Collected data entries
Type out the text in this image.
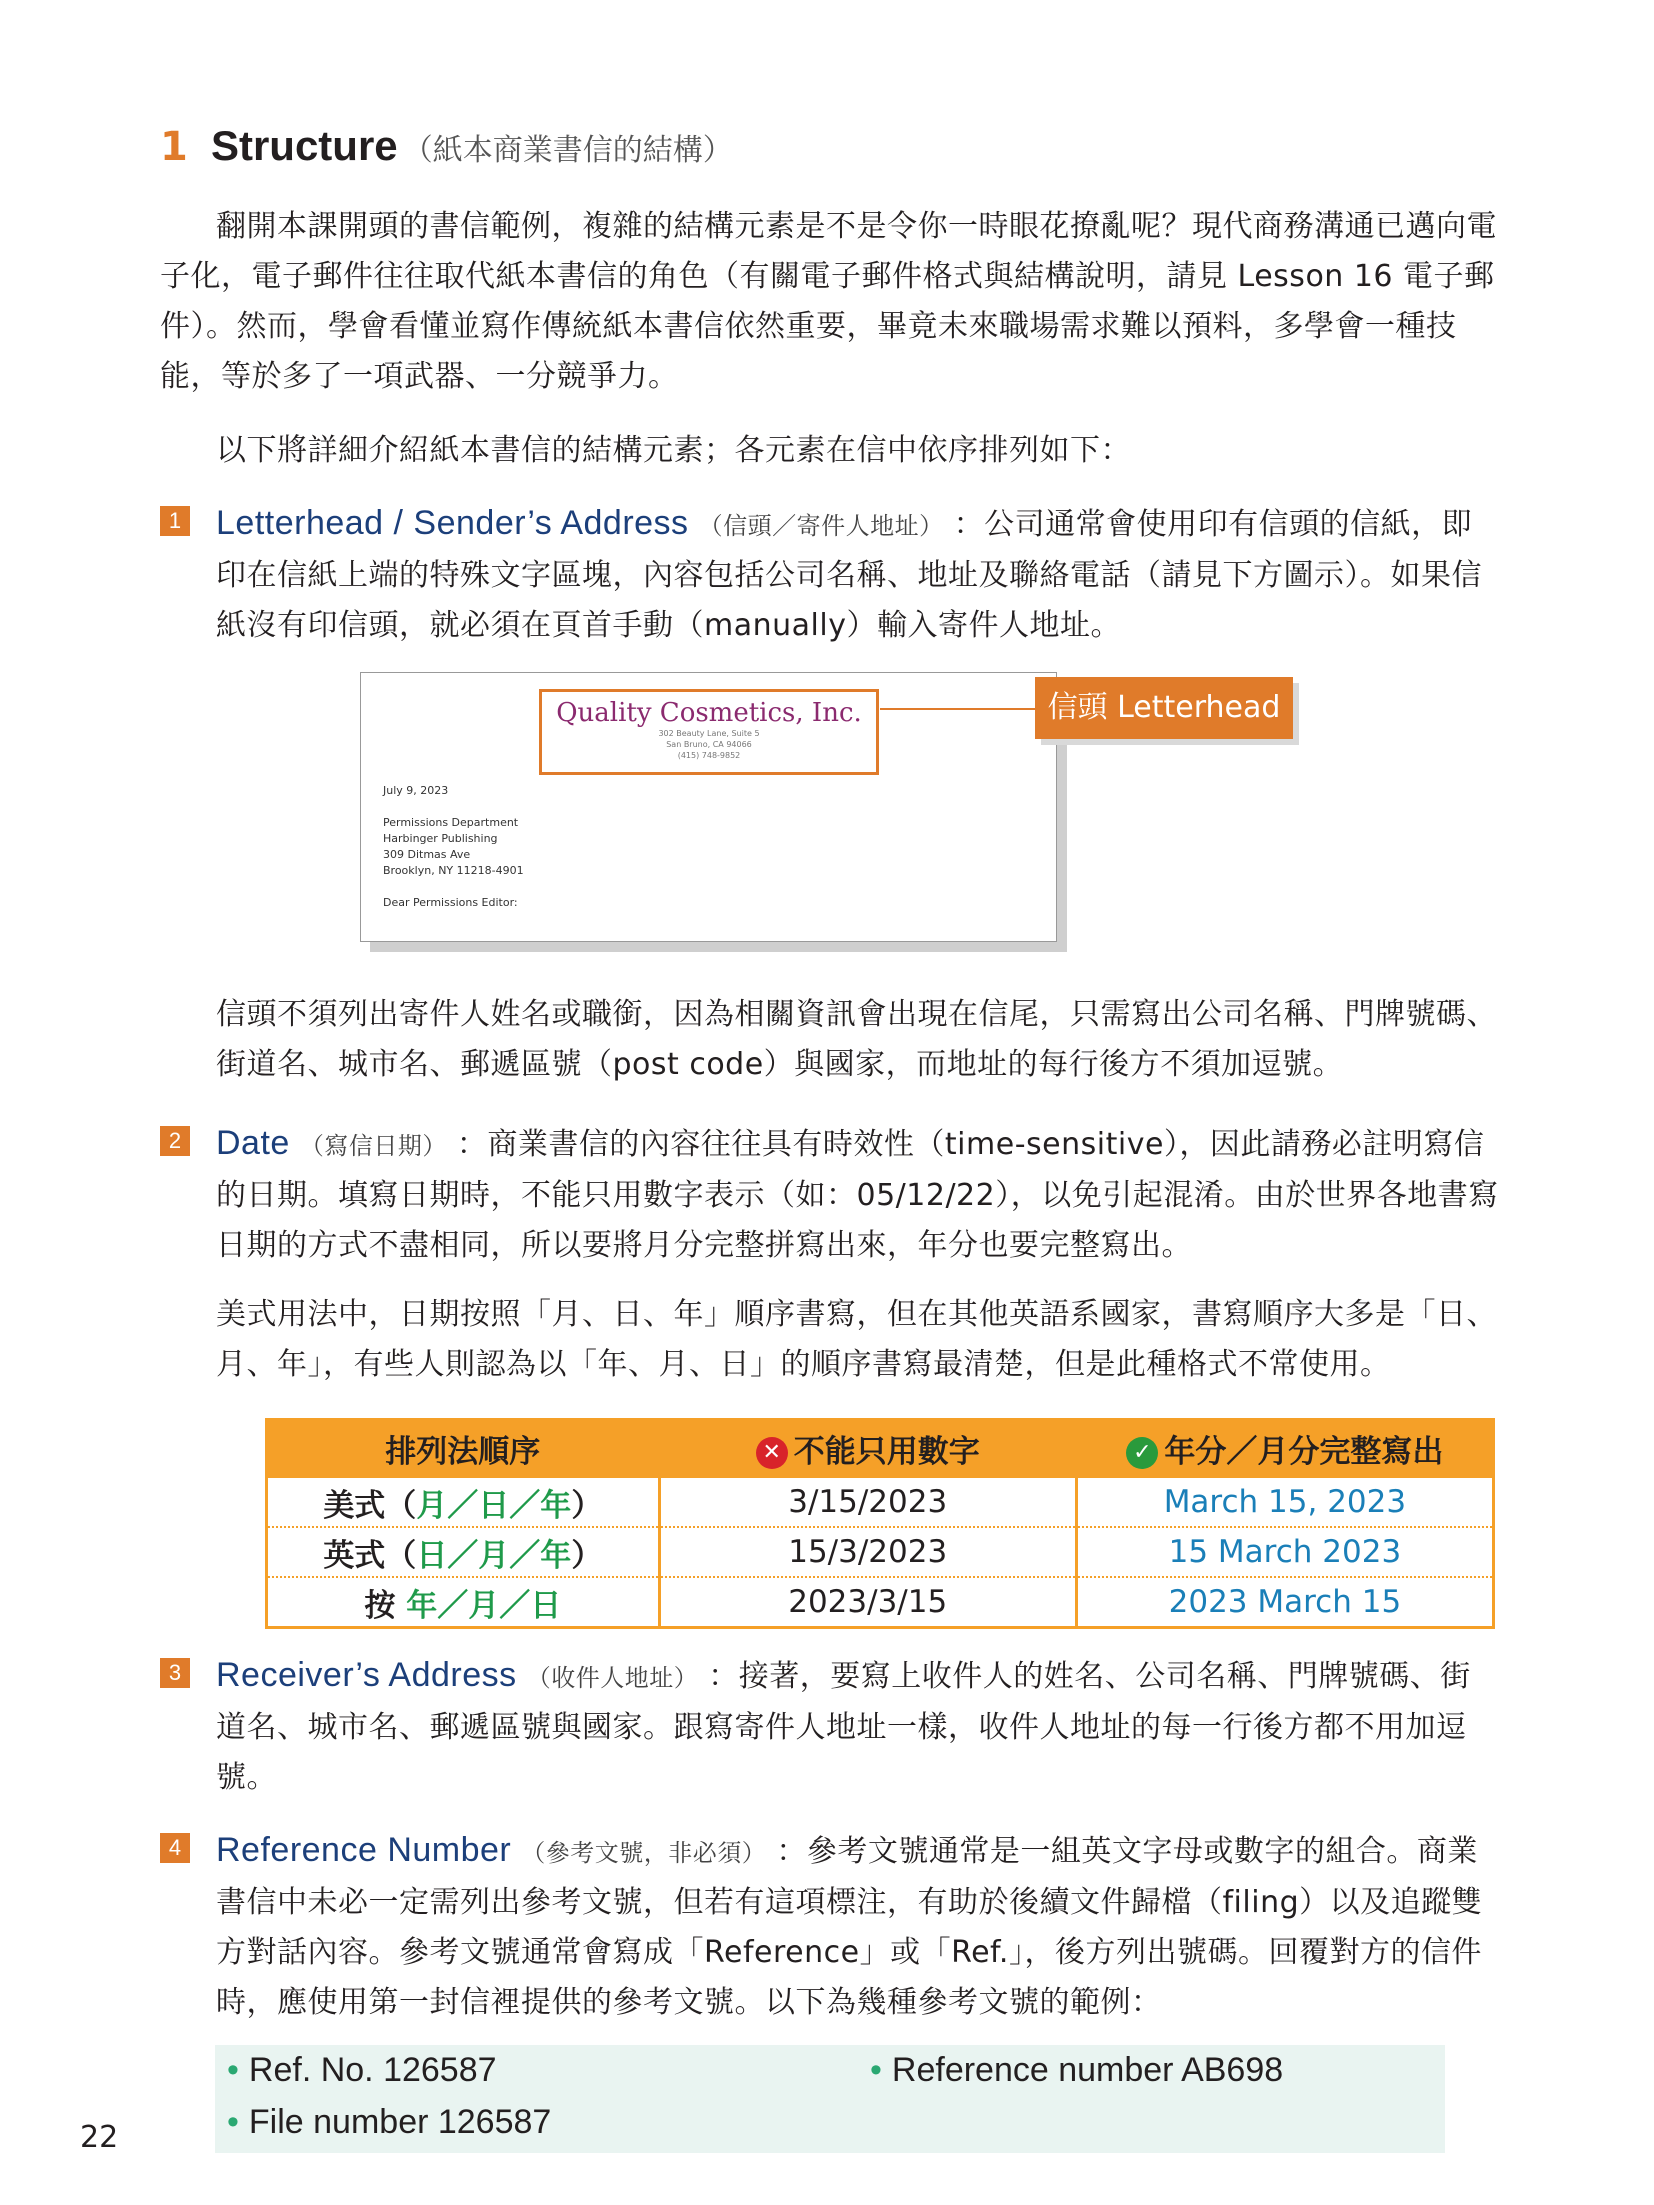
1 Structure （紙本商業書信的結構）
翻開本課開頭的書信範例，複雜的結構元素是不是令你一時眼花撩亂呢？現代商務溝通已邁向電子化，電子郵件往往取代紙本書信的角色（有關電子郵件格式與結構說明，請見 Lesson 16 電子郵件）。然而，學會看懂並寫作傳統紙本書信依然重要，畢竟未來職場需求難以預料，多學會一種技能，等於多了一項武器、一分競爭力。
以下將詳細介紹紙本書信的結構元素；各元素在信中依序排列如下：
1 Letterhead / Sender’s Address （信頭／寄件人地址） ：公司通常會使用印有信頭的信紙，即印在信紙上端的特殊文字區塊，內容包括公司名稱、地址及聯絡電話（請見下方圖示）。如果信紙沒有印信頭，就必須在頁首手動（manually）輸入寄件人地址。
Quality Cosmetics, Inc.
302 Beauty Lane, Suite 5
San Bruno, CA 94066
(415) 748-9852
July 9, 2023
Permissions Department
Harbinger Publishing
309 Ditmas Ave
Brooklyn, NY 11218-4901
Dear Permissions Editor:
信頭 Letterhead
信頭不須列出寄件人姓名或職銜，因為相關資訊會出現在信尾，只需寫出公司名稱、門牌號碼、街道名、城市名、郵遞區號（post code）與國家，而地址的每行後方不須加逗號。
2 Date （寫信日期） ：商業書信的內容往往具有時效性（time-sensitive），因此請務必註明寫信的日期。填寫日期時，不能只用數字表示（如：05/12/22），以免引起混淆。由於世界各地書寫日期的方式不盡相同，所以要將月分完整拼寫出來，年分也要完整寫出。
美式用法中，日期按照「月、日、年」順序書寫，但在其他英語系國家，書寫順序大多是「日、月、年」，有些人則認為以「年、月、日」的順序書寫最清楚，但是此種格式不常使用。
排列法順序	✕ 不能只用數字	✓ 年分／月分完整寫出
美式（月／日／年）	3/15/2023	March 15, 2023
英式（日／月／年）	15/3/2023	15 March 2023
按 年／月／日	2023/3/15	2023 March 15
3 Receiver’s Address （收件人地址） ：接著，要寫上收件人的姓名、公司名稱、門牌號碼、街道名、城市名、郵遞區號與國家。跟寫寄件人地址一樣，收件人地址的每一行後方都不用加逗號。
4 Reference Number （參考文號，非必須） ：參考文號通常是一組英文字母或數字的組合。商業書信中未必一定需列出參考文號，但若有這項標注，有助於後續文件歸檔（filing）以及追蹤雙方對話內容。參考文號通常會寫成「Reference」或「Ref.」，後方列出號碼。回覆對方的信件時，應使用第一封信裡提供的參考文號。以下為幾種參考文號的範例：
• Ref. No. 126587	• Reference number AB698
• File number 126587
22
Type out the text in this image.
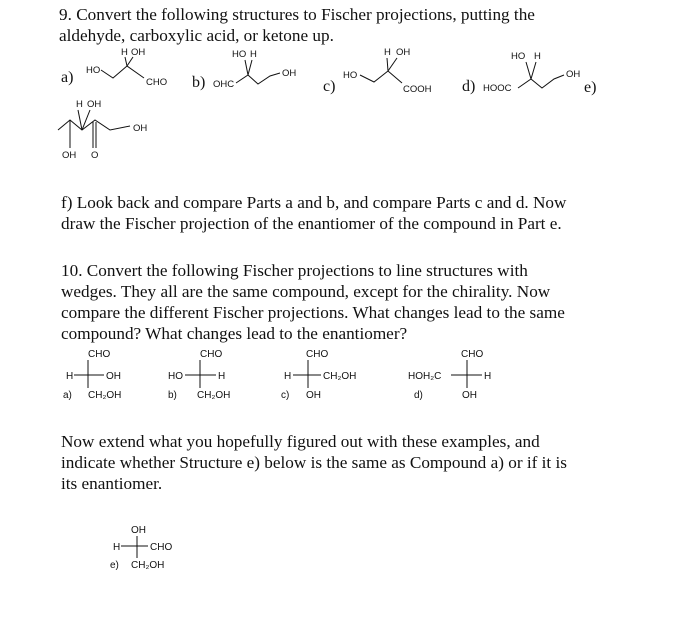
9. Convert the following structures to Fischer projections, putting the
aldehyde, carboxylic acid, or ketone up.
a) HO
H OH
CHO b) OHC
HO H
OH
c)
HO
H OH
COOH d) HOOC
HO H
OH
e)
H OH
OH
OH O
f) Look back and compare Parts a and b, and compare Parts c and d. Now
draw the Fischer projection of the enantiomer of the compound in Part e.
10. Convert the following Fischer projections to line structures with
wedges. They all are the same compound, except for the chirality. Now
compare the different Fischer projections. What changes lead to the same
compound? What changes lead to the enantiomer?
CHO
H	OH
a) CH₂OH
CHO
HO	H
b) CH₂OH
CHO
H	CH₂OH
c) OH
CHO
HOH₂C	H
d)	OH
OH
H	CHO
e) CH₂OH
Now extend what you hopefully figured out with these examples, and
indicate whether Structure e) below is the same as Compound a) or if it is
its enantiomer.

◆ What is needed: Without the pictures, restate all of the entries above verbatim.

◆ Written answer:
Type out the text in this image.
1 Structure （紙本商業書信的結構）
翻開本課開頭的書信範例，複雜的結構元素是不是令你一時眼花撩亂呢？現代商務溝通已邁向電子化，電子郵件往往取代紙本書信的角色（有關電子郵件格式與結構說明，請見 Lesson 16 電子郵件）。然而，學會看懂並寫作傳統紙本書信依然重要，畢竟未來職場需求難以預料，多學會一種技能，等於多了一項武器、一分競爭力。
以下將詳細介紹紙本書信的結構元素；各元素在信中依序排列如下：
1 Letterhead / Sender’s Address （信頭／寄件人地址） ：公司通常會使用印有信頭的信紙，即印在信紙上端的特殊文字區塊，內容包括公司名稱、地址及聯絡電話（請見下方圖示）。如果信紙沒有印信頭，就必須在頁首手動（manually）輸入寄件人地址。
Quality Cosmetics, Inc.
302 Beauty Lane, Suite 5
San Bruno, CA 94066
(415) 748-9852
July 9, 2023
Permissions Department
Harbinger Publishing
309 Ditmas Ave
Brooklyn, NY 11218-4901
Dear Permissions Editor:
信頭 Letterhead
信頭不須列出寄件人姓名或職銜，因為相關資訊會出現在信尾，只需寫出公司名稱、門牌號碼、街道名、城市名、郵遞區號（post code）與國家，而地址的每行後方不須加逗號。
2 Date （寫信日期） ：商業書信的內容往往具有時效性（time-sensitive），因此請務必註明寫信的日期。填寫日期時，不能只用數字表示（如：05/12/22），以免引起混淆。由於世界各地書寫日期的方式不盡相同，所以要將月分完整拼寫出來，年分也要完整寫出。
美式用法中，日期按照「月、日、年」順序書寫，但在其他英語系國家，書寫順序大多是「日、月、年」，有些人則認為以「年、月、日」的順序書寫最清楚，但是此種格式不常使用。
排列法順序	✕ 不能只用數字	✓ 年分／月分完整寫出
美式（月／日／年）	3/15/2023	March 15, 2023
英式（日／月／年）	15/3/2023	15 March 2023
按 年／月／日	2023/3/15	2023 March 15
3 Receiver’s Address （收件人地址） ：接著，要寫上收件人的姓名、公司名稱、門牌號碼、街道名、城市名、郵遞區號與國家。跟寫寄件人地址一樣，收件人地址的每一行後方都不用加逗號。
4 Reference Number （參考文號，非必須） ：參考文號通常是一組英文字母或數字的組合。商業書信中未必一定需列出參考文號，但若有這項標注，有助於後續文件歸檔（filing）以及追蹤雙方對話內容。參考文號通常會寫成「Reference」或「Ref.」，後方列出號碼。回覆對方的信件時，應使用第一封信裡提供的參考文號。以下為幾種參考文號的範例：
• Ref. No. 126587	• Reference number AB698
• File number 126587
22
Type out the text in this image.
9. Convert the following structures to Fischer projections, putting the
aldehyde, carboxylic acid, or ketone up.
a) HO
H OH
CHO b) OHC
HO H
OH
c)
HO
H OH
COOH d) HOOC
HO H
OH
e)
H OH
OH
OH O
f) Look back and compare Parts a and b, and compare Parts c and d. Now
draw the Fischer projection of the enantiomer of the compound in Part e.
10. Convert the following Fischer projections to line structures with
wedges. They all are the same compound, except for the chirality. Now
compare the different Fischer projections. What changes lead to the same
compound? What changes lead to the enantiomer?
CHO
H	OH
a) CH₂OH
CHO
HO	H
b) CH₂OH
CHO
H	CH₂OH
c) OH
CHO
HOH₂C	H
d)	OH
OH
H	CHO
e) CH₂OH
Now extend what you hopefully figured out with these examples, and
indicate whether Structure e) below is the same as Compound a) or if it is
its enantiomer.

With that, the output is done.